**Problem requirements:** Keep only the lines that hold the string "this", filtering out the rest of the entries below.

---

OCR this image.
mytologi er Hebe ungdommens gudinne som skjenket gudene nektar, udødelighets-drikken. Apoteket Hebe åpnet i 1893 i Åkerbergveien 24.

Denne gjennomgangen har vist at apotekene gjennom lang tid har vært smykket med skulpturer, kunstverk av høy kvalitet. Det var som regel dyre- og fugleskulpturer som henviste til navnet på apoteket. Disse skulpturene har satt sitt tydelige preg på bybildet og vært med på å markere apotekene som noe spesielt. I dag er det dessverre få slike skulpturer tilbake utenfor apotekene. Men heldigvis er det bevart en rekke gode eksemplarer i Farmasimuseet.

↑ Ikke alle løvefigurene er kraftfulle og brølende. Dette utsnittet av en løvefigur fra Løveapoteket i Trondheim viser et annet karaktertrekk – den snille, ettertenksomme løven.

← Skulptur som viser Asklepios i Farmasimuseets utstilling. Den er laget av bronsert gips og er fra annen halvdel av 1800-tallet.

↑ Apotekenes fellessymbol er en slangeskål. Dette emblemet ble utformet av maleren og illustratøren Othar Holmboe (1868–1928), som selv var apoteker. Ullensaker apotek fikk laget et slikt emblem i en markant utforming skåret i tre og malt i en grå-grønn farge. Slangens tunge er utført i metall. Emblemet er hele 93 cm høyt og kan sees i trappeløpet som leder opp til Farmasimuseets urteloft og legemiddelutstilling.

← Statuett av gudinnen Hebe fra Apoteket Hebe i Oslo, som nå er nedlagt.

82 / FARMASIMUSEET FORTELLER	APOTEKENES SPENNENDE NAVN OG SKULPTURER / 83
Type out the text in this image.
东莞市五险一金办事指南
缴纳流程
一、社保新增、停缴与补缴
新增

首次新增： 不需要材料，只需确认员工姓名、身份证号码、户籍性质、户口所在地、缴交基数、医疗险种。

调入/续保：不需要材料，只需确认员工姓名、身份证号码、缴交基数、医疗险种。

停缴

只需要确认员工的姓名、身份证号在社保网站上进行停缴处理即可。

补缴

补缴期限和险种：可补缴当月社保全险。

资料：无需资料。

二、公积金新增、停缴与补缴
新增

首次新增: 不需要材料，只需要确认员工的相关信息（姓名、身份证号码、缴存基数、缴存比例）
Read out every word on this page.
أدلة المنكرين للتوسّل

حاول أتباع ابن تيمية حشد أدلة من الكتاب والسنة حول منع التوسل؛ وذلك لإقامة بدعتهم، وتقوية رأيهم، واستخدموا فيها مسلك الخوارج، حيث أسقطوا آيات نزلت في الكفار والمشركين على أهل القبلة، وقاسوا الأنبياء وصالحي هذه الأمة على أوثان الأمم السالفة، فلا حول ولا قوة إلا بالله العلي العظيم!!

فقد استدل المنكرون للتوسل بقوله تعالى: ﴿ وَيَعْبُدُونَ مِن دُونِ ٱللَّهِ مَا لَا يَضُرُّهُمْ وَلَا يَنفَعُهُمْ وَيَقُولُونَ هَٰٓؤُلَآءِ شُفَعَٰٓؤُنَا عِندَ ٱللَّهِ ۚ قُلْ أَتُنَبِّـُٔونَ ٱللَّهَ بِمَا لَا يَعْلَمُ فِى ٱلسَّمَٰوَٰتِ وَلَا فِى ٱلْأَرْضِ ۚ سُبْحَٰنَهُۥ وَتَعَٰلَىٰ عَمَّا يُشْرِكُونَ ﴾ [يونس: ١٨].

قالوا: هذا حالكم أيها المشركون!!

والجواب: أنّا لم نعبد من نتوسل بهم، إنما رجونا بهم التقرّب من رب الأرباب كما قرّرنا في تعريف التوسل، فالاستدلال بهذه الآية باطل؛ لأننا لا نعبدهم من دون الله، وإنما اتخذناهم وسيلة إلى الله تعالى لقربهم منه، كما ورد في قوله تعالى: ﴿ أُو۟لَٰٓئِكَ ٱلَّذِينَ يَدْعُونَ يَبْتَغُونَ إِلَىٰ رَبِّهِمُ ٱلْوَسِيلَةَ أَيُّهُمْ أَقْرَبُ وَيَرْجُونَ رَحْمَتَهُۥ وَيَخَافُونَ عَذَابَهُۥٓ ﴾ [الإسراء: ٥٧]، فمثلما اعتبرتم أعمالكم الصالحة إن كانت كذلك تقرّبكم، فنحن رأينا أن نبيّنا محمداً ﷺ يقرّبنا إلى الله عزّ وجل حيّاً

---

**Written response:**
OCR this image.
Type out the text in this image.
Read out every word on this page.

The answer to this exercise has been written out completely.